--- DATASET ROWS ---

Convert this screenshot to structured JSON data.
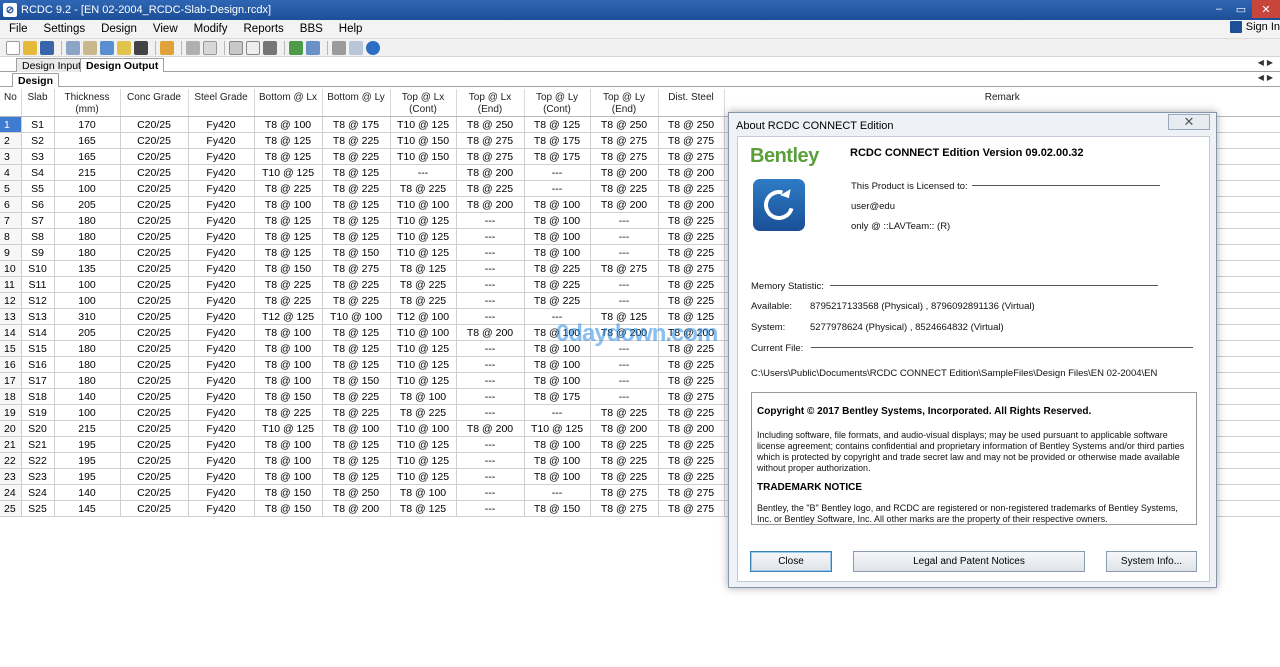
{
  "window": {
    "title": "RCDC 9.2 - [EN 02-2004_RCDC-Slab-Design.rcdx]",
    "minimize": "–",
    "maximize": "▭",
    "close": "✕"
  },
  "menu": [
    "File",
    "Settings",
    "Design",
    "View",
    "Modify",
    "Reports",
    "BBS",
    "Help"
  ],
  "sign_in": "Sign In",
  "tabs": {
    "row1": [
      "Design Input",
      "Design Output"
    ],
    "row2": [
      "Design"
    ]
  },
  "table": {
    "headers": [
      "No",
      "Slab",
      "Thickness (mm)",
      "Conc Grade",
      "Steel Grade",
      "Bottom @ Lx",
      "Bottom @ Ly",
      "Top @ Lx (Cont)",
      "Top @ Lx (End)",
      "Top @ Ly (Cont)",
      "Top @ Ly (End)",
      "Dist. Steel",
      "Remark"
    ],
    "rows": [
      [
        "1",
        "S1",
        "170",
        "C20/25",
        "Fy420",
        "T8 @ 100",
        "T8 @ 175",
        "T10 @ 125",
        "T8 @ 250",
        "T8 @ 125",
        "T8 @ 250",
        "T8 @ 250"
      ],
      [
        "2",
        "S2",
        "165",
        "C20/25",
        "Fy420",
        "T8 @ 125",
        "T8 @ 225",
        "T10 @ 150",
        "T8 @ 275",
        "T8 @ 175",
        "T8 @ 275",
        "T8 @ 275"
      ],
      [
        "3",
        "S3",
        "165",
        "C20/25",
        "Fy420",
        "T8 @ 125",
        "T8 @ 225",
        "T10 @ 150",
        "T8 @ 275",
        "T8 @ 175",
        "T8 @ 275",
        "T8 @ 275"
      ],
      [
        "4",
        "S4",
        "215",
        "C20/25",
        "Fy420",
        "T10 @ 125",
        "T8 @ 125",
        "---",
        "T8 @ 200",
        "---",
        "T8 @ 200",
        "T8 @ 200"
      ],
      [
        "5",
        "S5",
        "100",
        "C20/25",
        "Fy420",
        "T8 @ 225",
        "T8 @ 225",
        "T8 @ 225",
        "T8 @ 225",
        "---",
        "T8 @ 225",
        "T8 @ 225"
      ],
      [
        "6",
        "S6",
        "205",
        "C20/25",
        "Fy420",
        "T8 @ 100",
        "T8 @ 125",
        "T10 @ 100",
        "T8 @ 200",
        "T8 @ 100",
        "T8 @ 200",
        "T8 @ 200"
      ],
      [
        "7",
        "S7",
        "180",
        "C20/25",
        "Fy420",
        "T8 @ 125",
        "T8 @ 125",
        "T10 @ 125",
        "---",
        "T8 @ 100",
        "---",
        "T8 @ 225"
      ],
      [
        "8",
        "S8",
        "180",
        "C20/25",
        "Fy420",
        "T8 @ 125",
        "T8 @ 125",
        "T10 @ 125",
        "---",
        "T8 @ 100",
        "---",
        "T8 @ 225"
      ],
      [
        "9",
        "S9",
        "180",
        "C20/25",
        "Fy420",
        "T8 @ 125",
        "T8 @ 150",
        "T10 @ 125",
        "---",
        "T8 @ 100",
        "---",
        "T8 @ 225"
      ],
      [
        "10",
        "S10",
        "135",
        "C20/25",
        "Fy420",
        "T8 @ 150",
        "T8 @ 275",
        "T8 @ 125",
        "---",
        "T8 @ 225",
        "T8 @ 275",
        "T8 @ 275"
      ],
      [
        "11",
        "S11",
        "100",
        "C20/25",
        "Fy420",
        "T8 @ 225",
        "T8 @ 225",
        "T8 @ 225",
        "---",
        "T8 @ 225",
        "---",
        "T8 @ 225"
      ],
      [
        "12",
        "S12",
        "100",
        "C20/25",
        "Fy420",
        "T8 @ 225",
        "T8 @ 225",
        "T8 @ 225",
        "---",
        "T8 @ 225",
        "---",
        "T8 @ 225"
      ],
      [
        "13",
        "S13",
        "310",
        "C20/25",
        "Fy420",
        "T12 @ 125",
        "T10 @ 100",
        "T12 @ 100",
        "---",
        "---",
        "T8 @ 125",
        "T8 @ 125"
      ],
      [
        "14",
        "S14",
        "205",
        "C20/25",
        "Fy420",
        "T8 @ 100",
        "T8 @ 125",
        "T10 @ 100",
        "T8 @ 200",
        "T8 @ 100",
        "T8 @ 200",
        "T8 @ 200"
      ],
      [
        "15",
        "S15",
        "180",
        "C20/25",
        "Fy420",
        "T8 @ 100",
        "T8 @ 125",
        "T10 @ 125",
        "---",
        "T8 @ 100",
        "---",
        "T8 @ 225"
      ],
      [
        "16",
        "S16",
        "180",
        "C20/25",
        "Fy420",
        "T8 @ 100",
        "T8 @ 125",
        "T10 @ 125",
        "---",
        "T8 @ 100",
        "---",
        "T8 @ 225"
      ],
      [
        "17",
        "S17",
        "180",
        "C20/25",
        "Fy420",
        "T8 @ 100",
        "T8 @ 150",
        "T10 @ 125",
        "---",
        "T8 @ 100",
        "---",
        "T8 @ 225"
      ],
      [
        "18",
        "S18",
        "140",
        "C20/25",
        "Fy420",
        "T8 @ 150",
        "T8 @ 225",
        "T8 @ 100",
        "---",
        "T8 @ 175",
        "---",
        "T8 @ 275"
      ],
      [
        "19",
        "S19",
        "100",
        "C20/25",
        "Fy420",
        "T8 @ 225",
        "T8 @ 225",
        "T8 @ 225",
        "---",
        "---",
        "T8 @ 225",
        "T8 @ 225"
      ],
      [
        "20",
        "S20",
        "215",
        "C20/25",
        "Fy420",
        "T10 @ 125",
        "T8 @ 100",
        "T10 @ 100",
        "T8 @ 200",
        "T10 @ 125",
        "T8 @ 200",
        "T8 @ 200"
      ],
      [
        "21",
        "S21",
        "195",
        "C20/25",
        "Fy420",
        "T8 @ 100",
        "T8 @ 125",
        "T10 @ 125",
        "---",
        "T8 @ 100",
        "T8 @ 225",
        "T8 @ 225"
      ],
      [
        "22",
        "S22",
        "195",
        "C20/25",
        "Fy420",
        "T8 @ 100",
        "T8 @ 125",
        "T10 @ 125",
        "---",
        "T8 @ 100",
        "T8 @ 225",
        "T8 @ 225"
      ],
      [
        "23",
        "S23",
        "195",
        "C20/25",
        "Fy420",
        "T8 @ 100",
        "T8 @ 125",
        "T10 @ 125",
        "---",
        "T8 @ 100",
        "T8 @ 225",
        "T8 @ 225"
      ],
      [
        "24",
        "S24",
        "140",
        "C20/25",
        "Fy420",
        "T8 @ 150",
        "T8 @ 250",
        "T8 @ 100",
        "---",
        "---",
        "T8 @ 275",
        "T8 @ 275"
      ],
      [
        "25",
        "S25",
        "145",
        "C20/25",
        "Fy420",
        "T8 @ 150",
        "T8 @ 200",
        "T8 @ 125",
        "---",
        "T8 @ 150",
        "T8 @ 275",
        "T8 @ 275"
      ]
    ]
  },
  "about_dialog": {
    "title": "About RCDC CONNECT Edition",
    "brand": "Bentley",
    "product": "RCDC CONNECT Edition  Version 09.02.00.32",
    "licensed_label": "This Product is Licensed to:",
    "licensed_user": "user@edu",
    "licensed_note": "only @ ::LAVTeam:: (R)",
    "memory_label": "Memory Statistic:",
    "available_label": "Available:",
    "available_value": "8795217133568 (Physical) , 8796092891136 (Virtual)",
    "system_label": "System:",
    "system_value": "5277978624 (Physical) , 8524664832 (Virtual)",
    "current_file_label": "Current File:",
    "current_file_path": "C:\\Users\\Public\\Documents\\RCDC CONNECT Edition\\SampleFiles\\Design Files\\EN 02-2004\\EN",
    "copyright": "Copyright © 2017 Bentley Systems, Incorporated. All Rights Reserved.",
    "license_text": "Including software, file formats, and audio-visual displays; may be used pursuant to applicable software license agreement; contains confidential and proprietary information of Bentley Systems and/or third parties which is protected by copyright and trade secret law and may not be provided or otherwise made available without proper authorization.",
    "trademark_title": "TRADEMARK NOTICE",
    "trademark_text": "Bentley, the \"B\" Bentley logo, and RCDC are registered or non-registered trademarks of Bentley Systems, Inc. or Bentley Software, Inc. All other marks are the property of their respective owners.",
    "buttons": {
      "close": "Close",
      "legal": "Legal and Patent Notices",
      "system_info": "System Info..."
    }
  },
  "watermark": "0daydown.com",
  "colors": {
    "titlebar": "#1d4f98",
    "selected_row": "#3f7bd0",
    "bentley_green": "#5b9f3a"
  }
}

---

> _YOUR TASK_
From the data, list each line in which the string "RCDC" appears.

> _THE COMPLETED TASK_
    "title": "RCDC 9.2 - [EN 02-2004_RCDC-Slab-Design.rcdx]",
    "title": "About RCDC CONNECT Edition",
    "product": "RCDC CONNECT Edition  Version 09.02.00.32",
    "current_file_path": "C:\\Users\\Public\\Documents\\RCDC CONNECT Edition\\SampleFiles\\Design Files\\EN 02-2004\\EN",
    "trademark_text": "Bentley, the \"B\" Bentley logo, and RCDC are registered or non-registered trademarks of Bentley Systems, Inc. or Bentley Software, Inc. All other marks are the property of their respective owners.",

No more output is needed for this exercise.